## Work to complete
Reproduce all of the data exactly, with no line skipped.

## Records for this task

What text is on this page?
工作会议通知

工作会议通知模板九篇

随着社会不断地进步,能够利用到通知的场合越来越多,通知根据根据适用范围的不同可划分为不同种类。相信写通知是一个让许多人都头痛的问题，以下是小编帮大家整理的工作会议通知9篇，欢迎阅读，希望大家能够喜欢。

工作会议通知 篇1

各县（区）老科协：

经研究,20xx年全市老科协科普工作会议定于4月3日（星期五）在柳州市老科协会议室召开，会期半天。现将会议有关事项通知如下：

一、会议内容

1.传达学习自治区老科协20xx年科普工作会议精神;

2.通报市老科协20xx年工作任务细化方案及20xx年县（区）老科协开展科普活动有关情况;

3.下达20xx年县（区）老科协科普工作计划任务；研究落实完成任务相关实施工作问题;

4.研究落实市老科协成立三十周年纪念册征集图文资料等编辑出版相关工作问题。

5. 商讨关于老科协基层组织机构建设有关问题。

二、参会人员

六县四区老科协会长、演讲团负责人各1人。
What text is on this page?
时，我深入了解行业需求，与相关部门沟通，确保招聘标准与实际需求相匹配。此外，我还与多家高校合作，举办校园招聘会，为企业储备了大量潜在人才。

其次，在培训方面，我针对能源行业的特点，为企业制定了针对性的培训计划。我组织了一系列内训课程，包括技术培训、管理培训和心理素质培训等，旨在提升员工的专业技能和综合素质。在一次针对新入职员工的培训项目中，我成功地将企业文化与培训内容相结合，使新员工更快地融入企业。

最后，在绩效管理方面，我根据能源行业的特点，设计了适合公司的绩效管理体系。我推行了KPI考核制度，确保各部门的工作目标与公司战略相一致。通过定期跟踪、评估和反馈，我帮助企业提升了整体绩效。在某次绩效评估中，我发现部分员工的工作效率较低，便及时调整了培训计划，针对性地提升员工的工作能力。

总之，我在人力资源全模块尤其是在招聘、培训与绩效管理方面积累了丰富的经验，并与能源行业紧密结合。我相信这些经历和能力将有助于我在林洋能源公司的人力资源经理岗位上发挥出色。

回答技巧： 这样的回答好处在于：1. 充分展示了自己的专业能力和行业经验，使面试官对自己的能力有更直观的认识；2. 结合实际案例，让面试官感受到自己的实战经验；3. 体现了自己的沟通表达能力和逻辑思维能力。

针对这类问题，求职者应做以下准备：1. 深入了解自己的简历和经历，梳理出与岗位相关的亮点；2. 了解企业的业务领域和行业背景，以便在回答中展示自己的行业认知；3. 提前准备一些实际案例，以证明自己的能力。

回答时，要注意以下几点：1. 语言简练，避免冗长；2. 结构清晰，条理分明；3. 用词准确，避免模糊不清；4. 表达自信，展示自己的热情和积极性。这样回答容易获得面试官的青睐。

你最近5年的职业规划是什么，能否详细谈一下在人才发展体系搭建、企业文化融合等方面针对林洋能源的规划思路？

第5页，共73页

## Output for this exercise
What text is on this page?
工作会议通知

工作会议通知模板九篇

随着社会不断地进步,能够利用到通知的场合越来越多,通知根据根据适用范围的不同可划分为不同种类。相信写通知是一个让许多人都头痛的问题，以下是小编帮大家整理的工作会议通知9篇，欢迎阅读，希望大家能够喜欢。

工作会议通知 篇1

各县（区）老科协：

经研究,20xx年全市老科协科普工作会议定于4月3日（星期五）在柳州市老科协会议室召开，会期半天。现将会议有关事项通知如下：

一、会议内容

1.传达学习自治区老科协20xx年科普工作会议精神;

2.通报市老科协20xx年工作任务细化方案及20xx年县（区）老科协开展科普活动有关情况;

3.下达20xx年县（区）老科协科普工作计划任务；研究落实完成任务相关实施工作问题;

4.研究落实市老科协成立三十周年纪念册征集图文资料等编辑出版相关工作问题。

5. 商讨关于老科协基层组织机构建设有关问题。

二、参会人员

六县四区老科协会长、演讲团负责人各1人。
What text is on this page?
时，我深入了解行业需求，与相关部门沟通，确保招聘标准与实际需求相匹配。此外，我还与多家高校合作，举办校园招聘会，为企业储备了大量潜在人才。

其次，在培训方面，我针对能源行业的特点，为企业制定了针对性的培训计划。我组织了一系列内训课程，包括技术培训、管理培训和心理素质培训等，旨在提升员工的专业技能和综合素质。在一次针对新入职员工的培训项目中，我成功地将企业文化与培训内容相结合，使新员工更快地融入企业。

最后，在绩效管理方面，我根据能源行业的特点，设计了适合公司的绩效管理体系。我推行了KPI考核制度，确保各部门的工作目标与公司战略相一致。通过定期跟踪、评估和反馈，我帮助企业提升了整体绩效。在某次绩效评估中，我发现部分员工的工作效率较低，便及时调整了培训计划，针对性地提升员工的工作能力。

总之，我在人力资源全模块尤其是在招聘、培训与绩效管理方面积累了丰富的经验，并与能源行业紧密结合。我相信这些经历和能力将有助于我在林洋能源公司的人力资源经理岗位上发挥出色。

回答技巧： 这样的回答好处在于：1. 充分展示了自己的专业能力和行业经验，使面试官对自己的能力有更直观的认识；2. 结合实际案例，让面试官感受到自己的实战经验；3. 体现了自己的沟通表达能力和逻辑思维能力。

针对这类问题，求职者应做以下准备：1. 深入了解自己的简历和经历，梳理出与岗位相关的亮点；2. 了解企业的业务领域和行业背景，以便在回答中展示自己的行业认知；3. 提前准备一些实际案例，以证明自己的能力。

回答时，要注意以下几点：1. 语言简练，避免冗长；2. 结构清晰，条理分明；3. 用词准确，避免模糊不清；4. 表达自信，展示自己的热情和积极性。这样回答容易获得面试官的青睐。

你最近5年的职业规划是什么，能否详细谈一下在人才发展体系搭建、企业文化融合等方面针对林洋能源的规划思路？

第5页，共73页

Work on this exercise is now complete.